GIVEN TASK → Show all lines holding "Raumtemperatur".

- - - - - - -

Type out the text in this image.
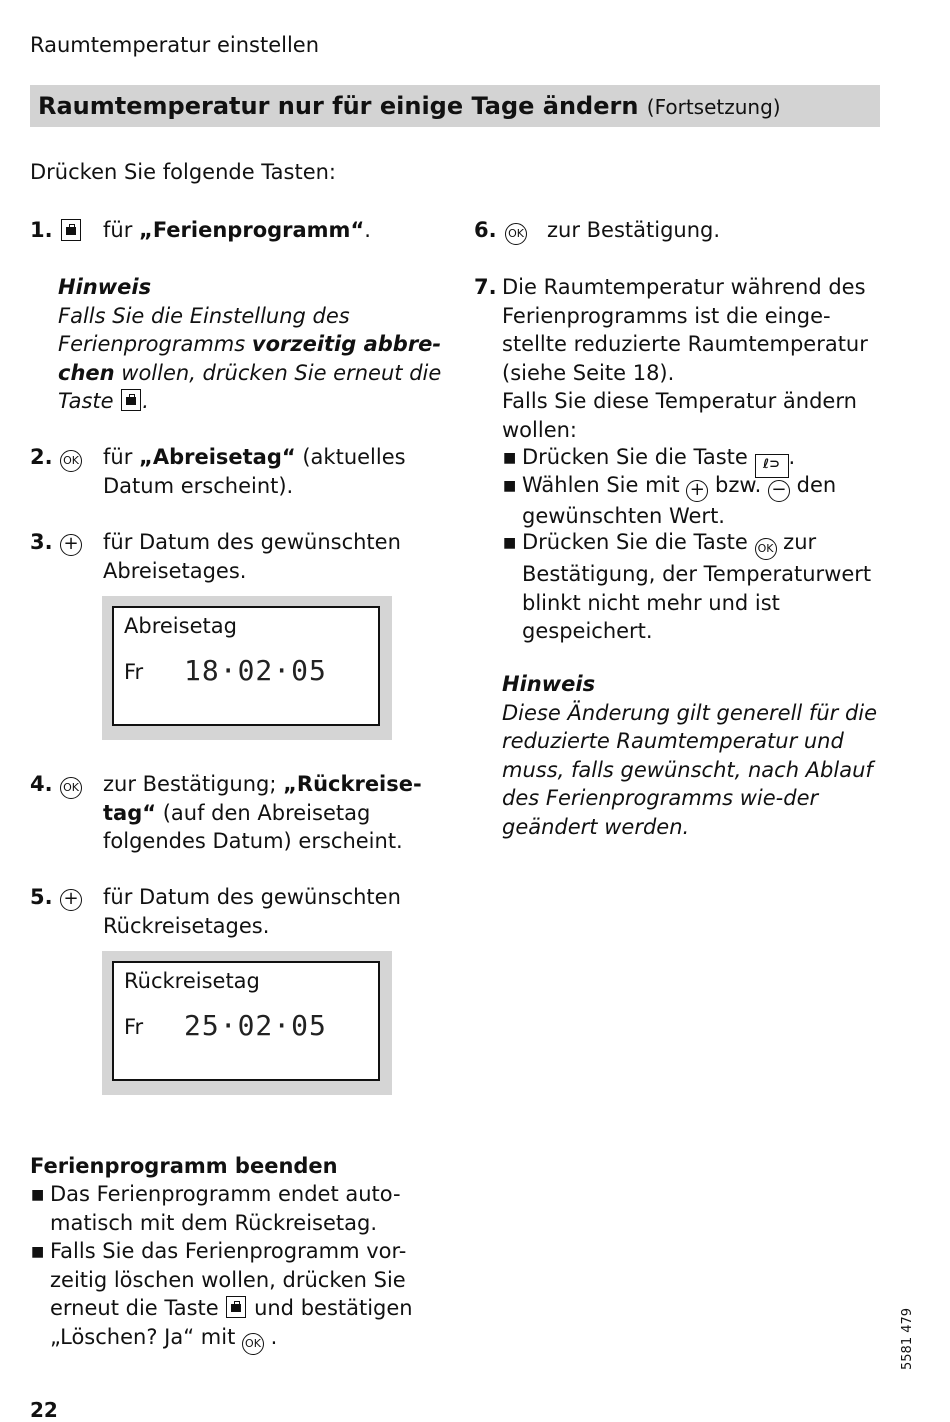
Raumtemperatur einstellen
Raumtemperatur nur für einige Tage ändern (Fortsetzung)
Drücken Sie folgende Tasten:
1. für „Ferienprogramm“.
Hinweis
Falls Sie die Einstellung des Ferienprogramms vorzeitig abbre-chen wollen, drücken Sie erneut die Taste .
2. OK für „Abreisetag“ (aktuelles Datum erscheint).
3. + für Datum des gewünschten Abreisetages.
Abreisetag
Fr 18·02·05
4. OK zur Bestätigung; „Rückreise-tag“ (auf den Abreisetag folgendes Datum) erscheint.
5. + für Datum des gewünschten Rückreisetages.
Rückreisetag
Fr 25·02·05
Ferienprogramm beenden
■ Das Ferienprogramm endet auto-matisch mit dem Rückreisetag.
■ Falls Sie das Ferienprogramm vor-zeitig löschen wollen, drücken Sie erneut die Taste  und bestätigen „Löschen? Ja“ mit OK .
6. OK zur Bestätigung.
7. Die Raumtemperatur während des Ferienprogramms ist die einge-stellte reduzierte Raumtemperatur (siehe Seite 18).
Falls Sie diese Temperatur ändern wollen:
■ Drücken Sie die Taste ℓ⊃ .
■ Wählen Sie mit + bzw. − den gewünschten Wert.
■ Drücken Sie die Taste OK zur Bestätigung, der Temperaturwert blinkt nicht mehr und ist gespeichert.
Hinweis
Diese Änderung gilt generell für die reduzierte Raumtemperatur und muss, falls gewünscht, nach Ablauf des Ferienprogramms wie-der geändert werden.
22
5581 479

- - - - - - -

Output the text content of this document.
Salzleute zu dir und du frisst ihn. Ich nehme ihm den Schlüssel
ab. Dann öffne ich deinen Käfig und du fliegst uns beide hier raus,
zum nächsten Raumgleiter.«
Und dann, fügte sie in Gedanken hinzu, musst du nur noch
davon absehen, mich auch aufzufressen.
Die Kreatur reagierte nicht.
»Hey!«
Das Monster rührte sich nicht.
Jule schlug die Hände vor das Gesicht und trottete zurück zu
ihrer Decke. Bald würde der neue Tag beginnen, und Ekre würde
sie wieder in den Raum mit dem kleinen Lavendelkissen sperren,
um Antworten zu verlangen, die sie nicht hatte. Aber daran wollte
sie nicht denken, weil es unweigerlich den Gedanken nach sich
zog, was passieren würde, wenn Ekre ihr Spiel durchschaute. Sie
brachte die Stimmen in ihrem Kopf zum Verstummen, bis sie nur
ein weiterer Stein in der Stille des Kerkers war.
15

- - - - - - -

WORKED SOLUTION →
Raumtemperatur einstellen
Raumtemperatur nur für einige Tage ändern (Fortsetzung)
7. Die Raumtemperatur während des Ferienprogramms ist die einge-stellte reduzierte Raumtemperatur (siehe Seite 18).
Diese Änderung gilt generell für die reduzierte Raumtemperatur und muss, falls gewünscht, nach Ablauf des Ferienprogramms wie-der geändert werden.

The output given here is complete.